*Job*:
Extract the lines that hold the string "usage".

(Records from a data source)

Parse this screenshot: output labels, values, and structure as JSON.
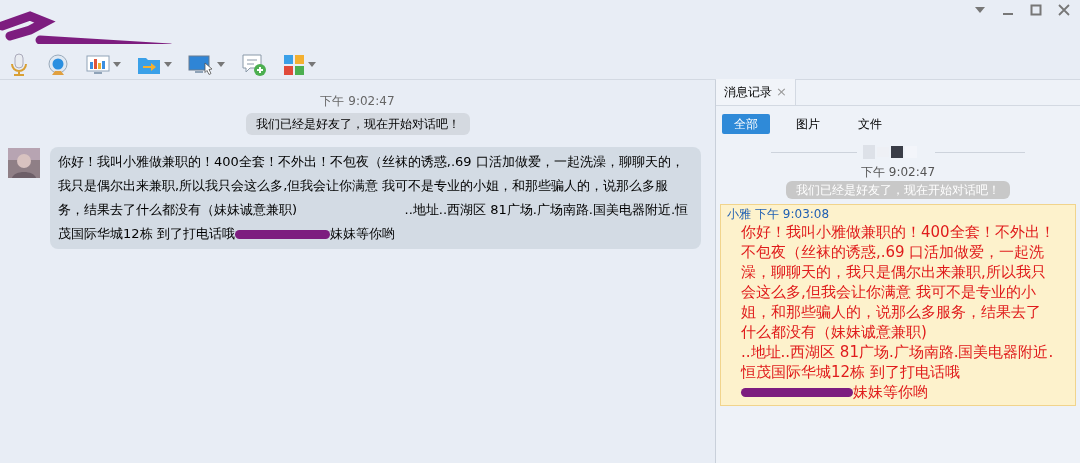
{
  "toolbar": [
    {
      "dropdown": false
    },
    {
      "dropdown": false
    },
    {
      "dropdown": true
    },
    {
      "dropdown": true
    },
    {
      "dropdown": true
    },
    {
      "dropdown": false
    },
    {
      "dropdown": true
    }
  ],
  "chat": {
    "time": "下午 9:02:47",
    "notice": "我们已经是好友了，现在开始对话吧！",
    "messages": [
      {
        "text": "你好！我叫小雅做兼职的！400全套！不外出！不包夜（丝袜的诱惑,.69 口活加做爱，一起洗澡，聊聊天的，我只是偶尔出来兼职,所以我只会这么多,但我会让你满意 我可不是专业的小姐，和那些骗人的，说那么多服务，结果去了什么都没有（妹妹诚意兼职)                          ..地址..西湖区 81广场.广场南路.国美电器附近.恒茂国际华城12栋 到了打电话哦",
        "text_after": "妹妹等你哟"
      }
    ]
  },
  "history": {
    "tab": {
      "label": "消息记录",
      "close": "×"
    },
    "filters": [
      {
        "label": "全部",
        "selected": true
      },
      {
        "label": "图片",
        "selected": false
      },
      {
        "label": "文件",
        "selected": false
      }
    ],
    "time": "下午 9:02:47",
    "notice": "我们已经是好友了，现在开始对话吧！",
    "entries": [
      {
        "sender": "小雅",
        "time": "下午 9:03:08",
        "text": "你好！我叫小雅做兼职的！400全套！不外出！不包夜（丝袜的诱惑,.69 口活加做爱，一起洗澡，聊聊天的，我只是偶尔出来兼职,所以我只会这么多,但我会让你满意 我可不是专业的小姐，和那些骗人的，说那么多服务，结果去了什么都没有（妹妹诚意兼职)                          ..地址..西湖区 81广场.广场南路.国美电器附近.恒茂国际华城12栋 到了打电话哦",
        "text_after": "妹妹等你哟"
      }
    ]
  }
}
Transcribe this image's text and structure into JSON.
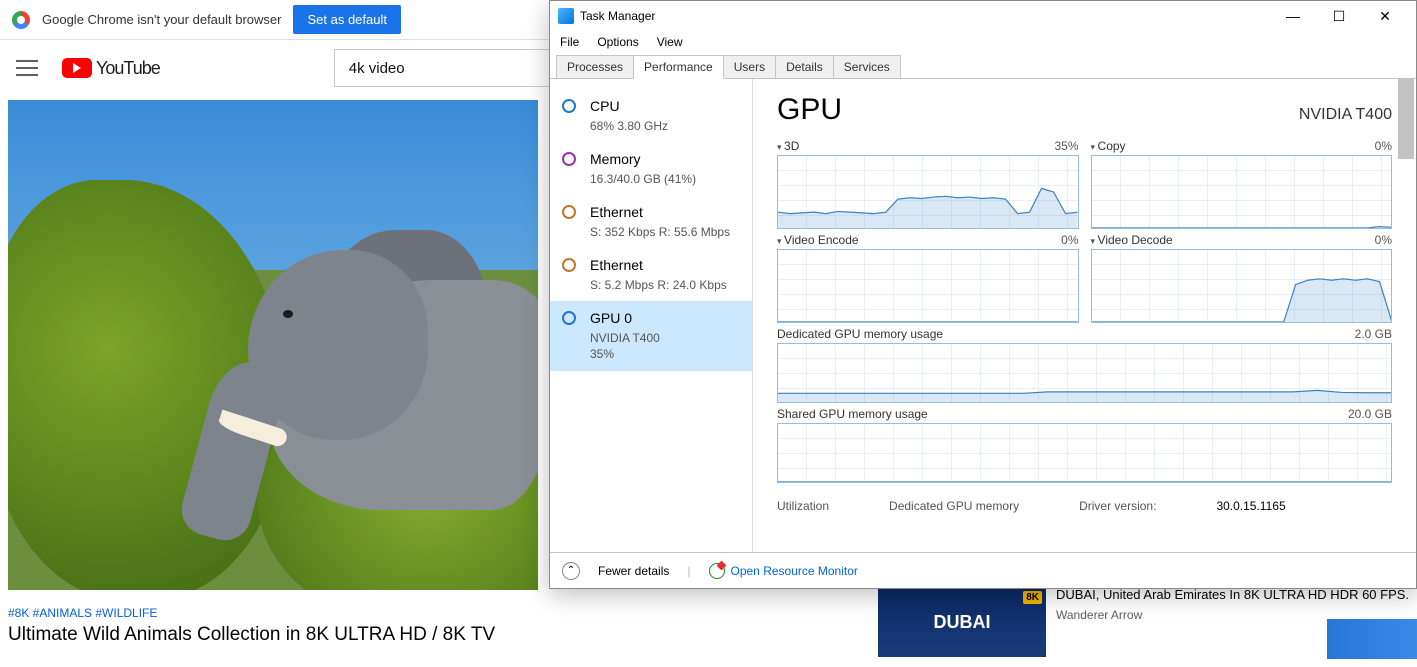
{
  "chrome": {
    "notice": "Google Chrome isn't your default browser",
    "set_default": "Set as default",
    "logo_text": "YouTube",
    "search_value": "4k video",
    "video_tags": "#8K #ANIMALS #WILDLIFE",
    "video_title": "Ultimate Wild Animals Collection in 8K ULTRA HD / 8K TV",
    "related": {
      "thumb_badge": "8K",
      "thumb_text": "DUBAI",
      "title": "DUBAI, United Arab Emirates In 8K ULTRA HD HDR 60 FPS.",
      "channel": "Wanderer Arrow"
    }
  },
  "tm": {
    "title": "Task Manager",
    "menu": {
      "file": "File",
      "options": "Options",
      "view": "View"
    },
    "tabs": {
      "processes": "Processes",
      "performance": "Performance",
      "users": "Users",
      "details": "Details",
      "services": "Services"
    },
    "sidebar": {
      "cpu": {
        "title": "CPU",
        "sub": "68%  3.80 GHz",
        "ring": "#1f77d0"
      },
      "memory": {
        "title": "Memory",
        "sub": "16.3/40.0 GB (41%)",
        "ring": "#9b2fae"
      },
      "eth1": {
        "title": "Ethernet",
        "sub": "S: 352 Kbps R: 55.6 Mbps",
        "ring": "#c7742c"
      },
      "eth2": {
        "title": "Ethernet",
        "sub": "S: 5.2 Mbps R: 24.0 Kbps",
        "ring": "#c7742c"
      },
      "gpu": {
        "title": "GPU 0",
        "sub1": "NVIDIA T400",
        "sub2": "35%",
        "ring": "#1f77d0"
      }
    },
    "detail": {
      "header": "GPU",
      "model": "NVIDIA T400",
      "panels": {
        "p3d": {
          "label": "3D",
          "value": "35%"
        },
        "copy": {
          "label": "Copy",
          "value": "0%"
        },
        "venc": {
          "label": "Video Encode",
          "value": "0%"
        },
        "vdec": {
          "label": "Video Decode",
          "value": "0%"
        },
        "dmem": {
          "label": "Dedicated GPU memory usage",
          "value": "2.0 GB"
        },
        "smem": {
          "label": "Shared GPU memory usage",
          "value": "20.0 GB"
        }
      },
      "stats": {
        "util_k": "Utilization",
        "dmem_k": "Dedicated GPU memory",
        "drv_k": "Driver version:",
        "drv_v": "30.0.15.1165"
      }
    },
    "footer": {
      "fewer": "Fewer details",
      "monitor": "Open Resource Monitor"
    }
  },
  "chart_data": [
    {
      "type": "area",
      "title": "3D",
      "ylim": [
        0,
        100
      ],
      "values": [
        22,
        20,
        21,
        22,
        20,
        23,
        22,
        21,
        20,
        22,
        40,
        42,
        41,
        43,
        44,
        42,
        43,
        41,
        42,
        40,
        20,
        22,
        55,
        50,
        20,
        22
      ]
    },
    {
      "type": "area",
      "title": "Copy",
      "ylim": [
        0,
        100
      ],
      "values": [
        0,
        0,
        0,
        0,
        0,
        0,
        0,
        0,
        0,
        0,
        0,
        0,
        0,
        0,
        0,
        0,
        0,
        0,
        0,
        0,
        0,
        0,
        0,
        0,
        2,
        1
      ]
    },
    {
      "type": "area",
      "title": "Video Encode",
      "ylim": [
        0,
        100
      ],
      "values": [
        0,
        0,
        0,
        0,
        0,
        0,
        0,
        0,
        0,
        0,
        0,
        0,
        0,
        0,
        0,
        0,
        0,
        0,
        0,
        0,
        0,
        0,
        0,
        0,
        0,
        0
      ]
    },
    {
      "type": "area",
      "title": "Video Decode",
      "ylim": [
        0,
        100
      ],
      "values": [
        0,
        0,
        0,
        0,
        0,
        0,
        0,
        0,
        0,
        0,
        0,
        0,
        0,
        0,
        0,
        0,
        0,
        52,
        58,
        60,
        58,
        60,
        58,
        60,
        56,
        2
      ]
    },
    {
      "type": "area",
      "title": "Dedicated GPU memory usage",
      "ylim": [
        0,
        2.0
      ],
      "unit": "GB",
      "values": [
        0.3,
        0.3,
        0.3,
        0.3,
        0.3,
        0.3,
        0.3,
        0.3,
        0.3,
        0.3,
        0.3,
        0.35,
        0.35,
        0.35,
        0.35,
        0.35,
        0.35,
        0.35,
        0.35,
        0.35,
        0.35,
        0.35,
        0.4,
        0.33,
        0.32,
        0.32
      ]
    },
    {
      "type": "area",
      "title": "Shared GPU memory usage",
      "ylim": [
        0,
        20.0
      ],
      "unit": "GB",
      "values": [
        0,
        0,
        0,
        0,
        0,
        0,
        0,
        0,
        0,
        0,
        0,
        0,
        0,
        0,
        0,
        0,
        0,
        0,
        0,
        0,
        0,
        0,
        0,
        0,
        0,
        0
      ]
    }
  ]
}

*The response*:
          "label": "Dedicated GPU memory usage",
          "label": "Shared GPU memory usage",
      "title": "Dedicated GPU memory usage",
      "title": "Shared GPU memory usage",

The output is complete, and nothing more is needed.